AIM: Go through the listing and copy every line word for word.

==== DATASET ENTRIES

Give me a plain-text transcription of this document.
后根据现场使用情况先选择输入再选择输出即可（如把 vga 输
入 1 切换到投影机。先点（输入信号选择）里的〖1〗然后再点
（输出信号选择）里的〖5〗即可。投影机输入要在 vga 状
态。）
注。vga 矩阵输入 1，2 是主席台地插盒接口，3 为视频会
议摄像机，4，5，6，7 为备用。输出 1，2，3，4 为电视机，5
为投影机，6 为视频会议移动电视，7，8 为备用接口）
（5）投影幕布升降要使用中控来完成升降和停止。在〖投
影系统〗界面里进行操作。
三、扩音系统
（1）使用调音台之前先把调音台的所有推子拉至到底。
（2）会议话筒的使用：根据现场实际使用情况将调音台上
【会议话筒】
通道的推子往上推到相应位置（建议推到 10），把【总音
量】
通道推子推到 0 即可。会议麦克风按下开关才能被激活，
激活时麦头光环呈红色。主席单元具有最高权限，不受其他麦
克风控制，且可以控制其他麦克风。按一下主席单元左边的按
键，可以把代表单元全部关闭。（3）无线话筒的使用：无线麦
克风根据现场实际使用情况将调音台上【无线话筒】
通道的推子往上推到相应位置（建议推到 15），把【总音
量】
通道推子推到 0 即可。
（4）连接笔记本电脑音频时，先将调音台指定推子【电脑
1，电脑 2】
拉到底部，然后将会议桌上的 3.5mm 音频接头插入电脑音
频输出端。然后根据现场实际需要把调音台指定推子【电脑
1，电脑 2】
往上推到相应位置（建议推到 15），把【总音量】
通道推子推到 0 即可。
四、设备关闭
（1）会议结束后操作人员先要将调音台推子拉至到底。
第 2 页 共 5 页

========

FINISHED TASK:
Give me a plain-text transcription of this document.
后根据现场使用情况先选择输入再选择输出即可（如把 vga 输
入 1 切换到投影机。先点（输入信号选择）里的〖1〗然后再点
（输出信号选择）里的〖5〗即可。投影机输入要在 vga 状
态。）
注。vga 矩阵输入 1，2 是主席台地插盒接口，3 为视频会
议摄像机，4，5，6，7 为备用。输出 1，2，3，4 为电视机，5
为投影机，6 为视频会议移动电视，7，8 为备用接口）
（5）投影幕布升降要使用中控来完成升降和停止。在〖投
影系统〗界面里进行操作。
三、扩音系统
（1）使用调音台之前先把调音台的所有推子拉至到底。
（2）会议话筒的使用：根据现场实际使用情况将调音台上
【会议话筒】
通道的推子往上推到相应位置（建议推到 10），把【总音
量】
通道推子推到 0 即可。会议麦克风按下开关才能被激活，
激活时麦头光环呈红色。主席单元具有最高权限，不受其他麦
克风控制，且可以控制其他麦克风。按一下主席单元左边的按
键，可以把代表单元全部关闭。（3）无线话筒的使用：无线麦
克风根据现场实际使用情况将调音台上【无线话筒】
通道的推子往上推到相应位置（建议推到 15），把【总音
量】
通道推子推到 0 即可。
（4）连接笔记本电脑音频时，先将调音台指定推子【电脑
1，电脑 2】
拉到底部，然后将会议桌上的 3.5mm 音频接头插入电脑音
频输出端。然后根据现场实际需要把调音台指定推子【电脑
1，电脑 2】
往上推到相应位置（建议推到 15），把【总音量】
通道推子推到 0 即可。
四、设备关闭
（1）会议结束后操作人员先要将调音台推子拉至到底。
第 2 页 共 5 页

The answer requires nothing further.